— Start of Dataset excerpts —

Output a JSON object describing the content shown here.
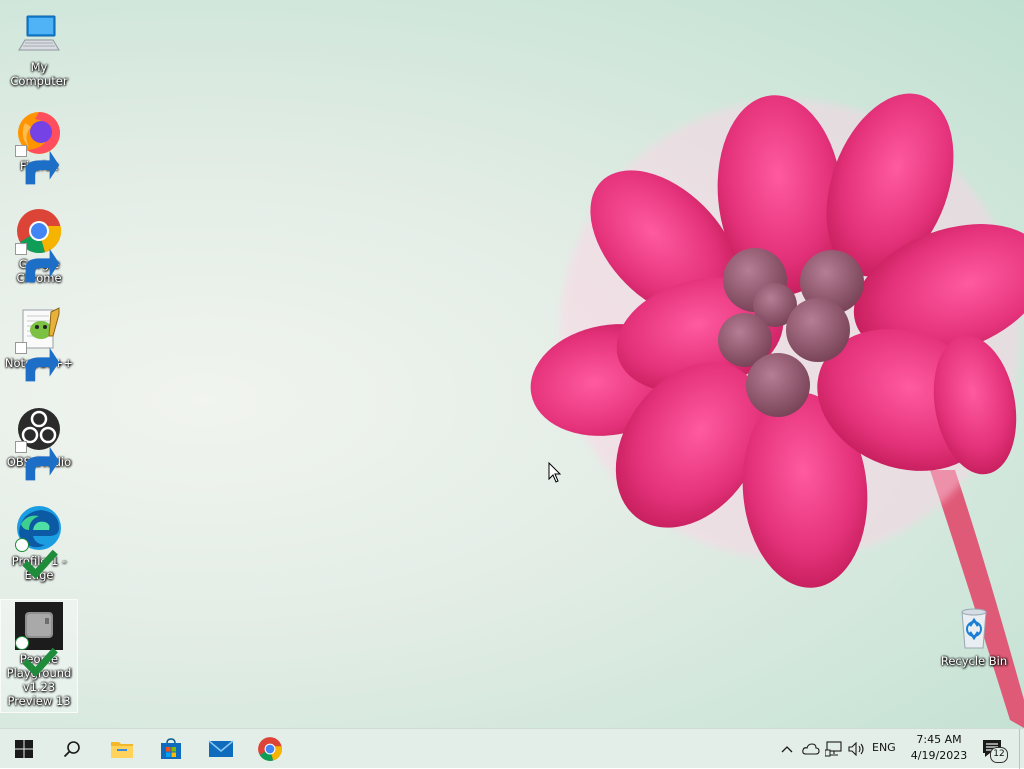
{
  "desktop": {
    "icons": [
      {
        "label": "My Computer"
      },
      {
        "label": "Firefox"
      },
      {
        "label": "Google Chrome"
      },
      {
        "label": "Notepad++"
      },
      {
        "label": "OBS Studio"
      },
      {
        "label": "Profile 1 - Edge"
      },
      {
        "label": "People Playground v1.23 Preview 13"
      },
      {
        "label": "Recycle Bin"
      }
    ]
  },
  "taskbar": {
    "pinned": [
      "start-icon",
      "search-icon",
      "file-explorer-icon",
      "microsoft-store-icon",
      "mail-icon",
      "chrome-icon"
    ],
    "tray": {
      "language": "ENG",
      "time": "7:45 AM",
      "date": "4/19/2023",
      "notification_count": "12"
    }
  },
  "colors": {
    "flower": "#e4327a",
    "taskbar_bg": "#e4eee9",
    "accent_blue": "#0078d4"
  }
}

— End of Dataset excerpts —

**Short problem**
Excluding the pictures, reproduce every entry exactly as given.

**The answer**
Output a JSON object describing the content shown here.
{
  "desktop": {
    "icons": [
      {
        "label": "My Computer"
      },
      {
        "label": "Firefox"
      },
      {
        "label": "Google Chrome"
      },
      {
        "label": "Notepad++"
      },
      {
        "label": "OBS Studio"
      },
      {
        "label": "Profile 1 - Edge"
      },
      {
        "label": "People Playground v1.23 Preview 13"
      },
      {
        "label": "Recycle Bin"
      }
    ]
  },
  "taskbar": {
    "pinned": [
      "start-icon",
      "search-icon",
      "file-explorer-icon",
      "microsoft-store-icon",
      "mail-icon",
      "chrome-icon"
    ],
    "tray": {
      "language": "ENG",
      "time": "7:45 AM",
      "date": "4/19/2023",
      "notification_count": "12"
    }
  },
  "colors": {
    "flower": "#e4327a",
    "taskbar_bg": "#e4eee9",
    "accent_blue": "#0078d4"
  }
}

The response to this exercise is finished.